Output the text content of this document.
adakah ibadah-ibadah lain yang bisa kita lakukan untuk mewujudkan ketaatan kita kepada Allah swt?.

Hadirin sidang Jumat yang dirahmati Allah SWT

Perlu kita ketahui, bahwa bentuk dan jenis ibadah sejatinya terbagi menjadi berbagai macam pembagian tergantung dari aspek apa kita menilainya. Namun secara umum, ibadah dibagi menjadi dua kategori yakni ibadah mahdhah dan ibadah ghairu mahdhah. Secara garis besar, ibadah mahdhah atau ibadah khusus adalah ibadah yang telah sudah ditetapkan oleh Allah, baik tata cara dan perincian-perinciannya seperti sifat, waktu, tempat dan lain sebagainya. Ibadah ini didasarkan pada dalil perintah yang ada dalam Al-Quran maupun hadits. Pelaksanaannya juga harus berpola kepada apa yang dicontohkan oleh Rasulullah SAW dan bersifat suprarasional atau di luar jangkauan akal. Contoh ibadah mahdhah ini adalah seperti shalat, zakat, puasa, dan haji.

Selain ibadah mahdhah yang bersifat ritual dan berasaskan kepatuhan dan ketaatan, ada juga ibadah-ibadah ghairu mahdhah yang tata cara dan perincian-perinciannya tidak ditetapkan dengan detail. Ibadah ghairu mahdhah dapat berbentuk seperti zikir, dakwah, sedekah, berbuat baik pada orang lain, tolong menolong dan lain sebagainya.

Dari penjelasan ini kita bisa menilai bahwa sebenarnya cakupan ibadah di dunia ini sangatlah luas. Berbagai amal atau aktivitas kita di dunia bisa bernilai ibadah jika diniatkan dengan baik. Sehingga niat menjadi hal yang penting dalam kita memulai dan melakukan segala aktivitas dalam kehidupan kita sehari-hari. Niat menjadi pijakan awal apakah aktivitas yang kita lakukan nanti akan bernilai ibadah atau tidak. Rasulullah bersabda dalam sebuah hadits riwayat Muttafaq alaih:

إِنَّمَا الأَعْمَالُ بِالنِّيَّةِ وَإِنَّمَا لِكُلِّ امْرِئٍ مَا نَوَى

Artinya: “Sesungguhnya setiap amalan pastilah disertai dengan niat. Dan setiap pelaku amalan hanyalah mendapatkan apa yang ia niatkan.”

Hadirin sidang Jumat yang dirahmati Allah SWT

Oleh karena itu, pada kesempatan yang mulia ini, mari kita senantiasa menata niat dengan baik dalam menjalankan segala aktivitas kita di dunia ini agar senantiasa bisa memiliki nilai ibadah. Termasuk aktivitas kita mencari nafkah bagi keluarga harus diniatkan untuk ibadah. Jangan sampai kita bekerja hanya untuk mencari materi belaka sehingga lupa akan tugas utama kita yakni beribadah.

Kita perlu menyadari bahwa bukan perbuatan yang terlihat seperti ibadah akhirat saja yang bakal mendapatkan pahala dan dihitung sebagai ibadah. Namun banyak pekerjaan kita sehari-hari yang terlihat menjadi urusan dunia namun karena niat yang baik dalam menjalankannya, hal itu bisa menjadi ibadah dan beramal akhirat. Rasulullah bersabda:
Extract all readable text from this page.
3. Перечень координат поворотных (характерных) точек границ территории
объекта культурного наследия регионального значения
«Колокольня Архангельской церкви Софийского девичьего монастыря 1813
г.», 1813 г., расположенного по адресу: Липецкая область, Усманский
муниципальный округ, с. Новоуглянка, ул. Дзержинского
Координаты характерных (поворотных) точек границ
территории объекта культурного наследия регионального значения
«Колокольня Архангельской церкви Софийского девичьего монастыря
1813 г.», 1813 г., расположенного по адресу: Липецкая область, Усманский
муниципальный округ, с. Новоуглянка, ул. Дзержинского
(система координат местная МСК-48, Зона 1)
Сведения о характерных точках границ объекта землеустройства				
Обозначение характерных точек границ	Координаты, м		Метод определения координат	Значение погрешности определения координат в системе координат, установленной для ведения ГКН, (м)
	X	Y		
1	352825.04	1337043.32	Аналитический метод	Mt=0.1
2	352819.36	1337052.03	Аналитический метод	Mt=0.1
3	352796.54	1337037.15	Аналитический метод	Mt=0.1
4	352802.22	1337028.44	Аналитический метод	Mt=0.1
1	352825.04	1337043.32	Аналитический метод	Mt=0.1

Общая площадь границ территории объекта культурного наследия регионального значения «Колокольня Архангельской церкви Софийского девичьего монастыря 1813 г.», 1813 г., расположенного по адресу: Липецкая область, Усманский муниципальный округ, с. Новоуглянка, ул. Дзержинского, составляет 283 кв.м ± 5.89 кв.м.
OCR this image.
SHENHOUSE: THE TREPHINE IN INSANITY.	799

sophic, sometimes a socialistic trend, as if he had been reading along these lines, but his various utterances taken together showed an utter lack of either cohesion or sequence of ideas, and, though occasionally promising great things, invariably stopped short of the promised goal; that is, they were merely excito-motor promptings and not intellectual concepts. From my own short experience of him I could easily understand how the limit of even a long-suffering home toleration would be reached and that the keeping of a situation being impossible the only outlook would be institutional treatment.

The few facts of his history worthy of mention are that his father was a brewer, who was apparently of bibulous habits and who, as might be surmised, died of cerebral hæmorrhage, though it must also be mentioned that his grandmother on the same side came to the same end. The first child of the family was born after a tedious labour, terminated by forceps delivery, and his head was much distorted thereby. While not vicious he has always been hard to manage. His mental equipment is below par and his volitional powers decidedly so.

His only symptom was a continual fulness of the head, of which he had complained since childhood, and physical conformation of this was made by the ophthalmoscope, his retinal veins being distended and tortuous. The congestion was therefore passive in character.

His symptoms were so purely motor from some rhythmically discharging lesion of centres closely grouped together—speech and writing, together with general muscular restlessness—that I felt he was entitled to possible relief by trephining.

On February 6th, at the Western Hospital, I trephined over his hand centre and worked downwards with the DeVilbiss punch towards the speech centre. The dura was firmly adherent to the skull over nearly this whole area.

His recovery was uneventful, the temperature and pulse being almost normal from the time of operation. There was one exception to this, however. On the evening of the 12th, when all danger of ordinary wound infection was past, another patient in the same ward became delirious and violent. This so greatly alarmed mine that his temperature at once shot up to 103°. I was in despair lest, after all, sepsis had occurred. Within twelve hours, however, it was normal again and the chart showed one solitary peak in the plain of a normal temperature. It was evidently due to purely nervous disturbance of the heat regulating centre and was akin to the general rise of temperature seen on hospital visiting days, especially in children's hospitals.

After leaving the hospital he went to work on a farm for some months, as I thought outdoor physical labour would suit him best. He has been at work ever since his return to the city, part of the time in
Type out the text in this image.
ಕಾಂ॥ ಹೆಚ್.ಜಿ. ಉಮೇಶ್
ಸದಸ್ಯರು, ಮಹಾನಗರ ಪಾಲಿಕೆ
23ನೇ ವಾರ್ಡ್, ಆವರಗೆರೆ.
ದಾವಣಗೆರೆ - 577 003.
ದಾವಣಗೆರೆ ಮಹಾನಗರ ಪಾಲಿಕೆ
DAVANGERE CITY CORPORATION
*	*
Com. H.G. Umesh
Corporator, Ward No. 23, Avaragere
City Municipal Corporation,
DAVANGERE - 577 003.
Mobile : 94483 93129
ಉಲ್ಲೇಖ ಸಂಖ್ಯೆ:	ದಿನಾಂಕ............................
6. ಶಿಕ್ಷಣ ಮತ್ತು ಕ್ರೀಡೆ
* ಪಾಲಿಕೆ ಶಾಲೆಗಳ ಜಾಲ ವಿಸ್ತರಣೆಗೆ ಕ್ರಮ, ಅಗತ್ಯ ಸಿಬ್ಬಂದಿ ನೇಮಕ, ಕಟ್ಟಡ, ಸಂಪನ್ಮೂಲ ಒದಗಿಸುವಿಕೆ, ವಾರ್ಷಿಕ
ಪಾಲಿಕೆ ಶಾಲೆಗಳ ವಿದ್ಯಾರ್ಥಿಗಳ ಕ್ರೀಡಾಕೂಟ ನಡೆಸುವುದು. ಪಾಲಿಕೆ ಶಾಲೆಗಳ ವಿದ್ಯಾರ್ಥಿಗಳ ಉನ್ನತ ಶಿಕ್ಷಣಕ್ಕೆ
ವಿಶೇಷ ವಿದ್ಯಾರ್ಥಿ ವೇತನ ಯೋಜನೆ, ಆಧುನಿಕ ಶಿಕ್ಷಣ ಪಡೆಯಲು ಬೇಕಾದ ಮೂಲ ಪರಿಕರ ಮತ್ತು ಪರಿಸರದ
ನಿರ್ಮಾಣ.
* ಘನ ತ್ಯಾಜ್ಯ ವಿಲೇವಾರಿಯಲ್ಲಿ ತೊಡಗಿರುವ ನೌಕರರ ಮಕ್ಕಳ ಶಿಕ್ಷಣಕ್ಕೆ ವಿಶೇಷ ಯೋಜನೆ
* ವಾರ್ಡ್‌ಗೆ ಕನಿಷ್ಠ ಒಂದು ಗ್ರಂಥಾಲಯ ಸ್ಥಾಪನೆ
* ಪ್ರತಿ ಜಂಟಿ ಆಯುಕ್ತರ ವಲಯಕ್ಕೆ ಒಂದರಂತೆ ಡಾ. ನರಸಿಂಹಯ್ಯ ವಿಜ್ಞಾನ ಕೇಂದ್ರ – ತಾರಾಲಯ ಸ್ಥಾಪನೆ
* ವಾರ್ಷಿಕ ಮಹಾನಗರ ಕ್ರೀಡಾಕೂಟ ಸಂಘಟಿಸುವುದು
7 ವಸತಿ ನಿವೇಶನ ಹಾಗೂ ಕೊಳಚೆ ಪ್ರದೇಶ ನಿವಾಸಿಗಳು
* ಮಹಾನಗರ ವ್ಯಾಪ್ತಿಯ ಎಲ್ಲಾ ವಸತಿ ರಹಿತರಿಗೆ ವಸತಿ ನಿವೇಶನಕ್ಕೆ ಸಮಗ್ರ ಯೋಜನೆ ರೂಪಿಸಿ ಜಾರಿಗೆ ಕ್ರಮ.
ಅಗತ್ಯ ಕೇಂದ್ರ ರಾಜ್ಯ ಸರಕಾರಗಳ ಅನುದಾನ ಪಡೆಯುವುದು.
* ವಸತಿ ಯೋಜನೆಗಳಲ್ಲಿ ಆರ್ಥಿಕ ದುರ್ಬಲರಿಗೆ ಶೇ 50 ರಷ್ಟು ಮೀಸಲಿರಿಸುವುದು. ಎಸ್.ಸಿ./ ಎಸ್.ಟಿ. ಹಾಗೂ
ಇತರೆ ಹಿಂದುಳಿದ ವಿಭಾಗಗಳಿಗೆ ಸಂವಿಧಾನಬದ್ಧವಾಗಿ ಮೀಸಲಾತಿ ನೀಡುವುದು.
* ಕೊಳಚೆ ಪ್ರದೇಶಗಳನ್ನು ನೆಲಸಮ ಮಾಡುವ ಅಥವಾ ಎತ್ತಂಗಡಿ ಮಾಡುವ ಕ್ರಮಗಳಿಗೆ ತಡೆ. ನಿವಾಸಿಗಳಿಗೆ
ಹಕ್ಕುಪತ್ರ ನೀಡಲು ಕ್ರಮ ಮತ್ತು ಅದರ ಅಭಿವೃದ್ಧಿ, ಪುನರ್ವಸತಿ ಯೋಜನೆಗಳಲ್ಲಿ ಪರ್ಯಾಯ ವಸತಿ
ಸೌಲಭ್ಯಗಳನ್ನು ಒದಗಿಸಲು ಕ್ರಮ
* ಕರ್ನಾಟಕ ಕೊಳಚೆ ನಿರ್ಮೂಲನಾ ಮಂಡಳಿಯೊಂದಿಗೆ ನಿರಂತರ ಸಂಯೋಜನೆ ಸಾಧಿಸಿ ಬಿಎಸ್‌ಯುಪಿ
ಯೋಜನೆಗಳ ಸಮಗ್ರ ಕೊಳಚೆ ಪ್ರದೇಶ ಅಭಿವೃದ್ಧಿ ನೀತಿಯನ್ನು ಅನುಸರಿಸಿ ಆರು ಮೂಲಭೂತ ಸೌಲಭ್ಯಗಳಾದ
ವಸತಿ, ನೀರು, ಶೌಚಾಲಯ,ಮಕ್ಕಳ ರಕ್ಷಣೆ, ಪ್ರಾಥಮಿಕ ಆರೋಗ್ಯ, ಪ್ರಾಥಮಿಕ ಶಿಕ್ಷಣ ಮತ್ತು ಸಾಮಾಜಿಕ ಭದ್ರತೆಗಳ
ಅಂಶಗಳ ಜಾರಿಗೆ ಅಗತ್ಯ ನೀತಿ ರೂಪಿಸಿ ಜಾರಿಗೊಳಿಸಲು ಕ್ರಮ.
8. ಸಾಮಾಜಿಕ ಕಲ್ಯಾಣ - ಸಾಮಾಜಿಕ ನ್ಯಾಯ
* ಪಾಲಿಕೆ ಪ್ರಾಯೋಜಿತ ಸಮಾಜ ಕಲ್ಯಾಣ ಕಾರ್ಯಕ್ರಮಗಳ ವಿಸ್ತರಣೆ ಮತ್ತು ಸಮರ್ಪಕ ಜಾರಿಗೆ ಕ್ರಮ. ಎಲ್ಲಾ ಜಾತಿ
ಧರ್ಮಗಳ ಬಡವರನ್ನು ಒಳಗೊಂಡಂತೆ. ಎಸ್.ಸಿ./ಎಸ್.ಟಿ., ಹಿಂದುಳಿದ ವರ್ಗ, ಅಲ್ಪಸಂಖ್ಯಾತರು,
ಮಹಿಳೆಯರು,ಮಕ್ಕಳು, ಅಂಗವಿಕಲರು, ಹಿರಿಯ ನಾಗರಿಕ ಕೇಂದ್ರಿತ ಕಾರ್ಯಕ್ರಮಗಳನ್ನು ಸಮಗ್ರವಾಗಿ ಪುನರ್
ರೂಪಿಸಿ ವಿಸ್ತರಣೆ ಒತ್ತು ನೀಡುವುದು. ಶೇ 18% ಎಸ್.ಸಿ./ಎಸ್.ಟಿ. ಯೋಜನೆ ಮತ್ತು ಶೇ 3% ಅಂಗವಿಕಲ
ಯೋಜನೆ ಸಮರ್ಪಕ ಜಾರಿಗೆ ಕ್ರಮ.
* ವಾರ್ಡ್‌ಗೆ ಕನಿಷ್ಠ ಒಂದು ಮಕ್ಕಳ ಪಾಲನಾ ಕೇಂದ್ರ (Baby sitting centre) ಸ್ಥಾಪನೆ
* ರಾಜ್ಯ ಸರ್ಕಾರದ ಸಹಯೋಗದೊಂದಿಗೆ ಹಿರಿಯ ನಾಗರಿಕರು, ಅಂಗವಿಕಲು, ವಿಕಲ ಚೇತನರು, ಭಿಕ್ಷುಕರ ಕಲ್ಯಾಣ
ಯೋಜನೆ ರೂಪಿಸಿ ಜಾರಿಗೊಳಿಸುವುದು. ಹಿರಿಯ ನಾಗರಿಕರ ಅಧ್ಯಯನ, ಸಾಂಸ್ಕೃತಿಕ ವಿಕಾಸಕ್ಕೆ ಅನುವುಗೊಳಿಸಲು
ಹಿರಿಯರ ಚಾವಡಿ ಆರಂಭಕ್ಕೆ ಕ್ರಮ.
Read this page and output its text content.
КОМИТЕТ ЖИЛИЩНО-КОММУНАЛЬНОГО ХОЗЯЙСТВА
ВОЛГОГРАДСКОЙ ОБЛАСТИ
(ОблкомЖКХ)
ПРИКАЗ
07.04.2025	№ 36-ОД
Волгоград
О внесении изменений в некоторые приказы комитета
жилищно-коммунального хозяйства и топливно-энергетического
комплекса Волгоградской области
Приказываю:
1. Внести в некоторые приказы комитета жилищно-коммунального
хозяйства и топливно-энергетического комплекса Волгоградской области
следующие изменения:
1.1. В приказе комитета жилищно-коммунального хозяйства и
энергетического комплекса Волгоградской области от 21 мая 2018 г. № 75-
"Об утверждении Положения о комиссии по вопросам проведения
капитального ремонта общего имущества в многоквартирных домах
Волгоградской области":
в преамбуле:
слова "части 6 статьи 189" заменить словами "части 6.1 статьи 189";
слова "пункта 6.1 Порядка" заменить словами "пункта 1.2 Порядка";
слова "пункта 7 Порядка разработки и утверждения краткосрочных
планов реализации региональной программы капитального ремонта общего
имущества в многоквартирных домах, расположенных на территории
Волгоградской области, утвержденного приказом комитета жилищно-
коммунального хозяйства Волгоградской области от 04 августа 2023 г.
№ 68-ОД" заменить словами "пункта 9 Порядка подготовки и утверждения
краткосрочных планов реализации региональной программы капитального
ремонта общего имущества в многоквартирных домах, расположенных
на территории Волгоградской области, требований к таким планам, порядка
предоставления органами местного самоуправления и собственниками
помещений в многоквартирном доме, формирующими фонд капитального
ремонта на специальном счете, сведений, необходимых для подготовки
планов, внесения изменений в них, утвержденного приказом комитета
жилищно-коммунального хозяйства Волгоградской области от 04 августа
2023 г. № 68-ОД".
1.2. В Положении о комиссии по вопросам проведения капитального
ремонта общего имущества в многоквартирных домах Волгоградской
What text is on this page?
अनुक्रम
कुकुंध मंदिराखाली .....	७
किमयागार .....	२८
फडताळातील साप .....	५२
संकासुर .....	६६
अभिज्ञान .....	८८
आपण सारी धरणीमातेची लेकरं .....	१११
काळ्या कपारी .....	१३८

....

Problem details. Look through the records above and report how many lines hold the word "объекта", giving only the number.

Answer for the task. 4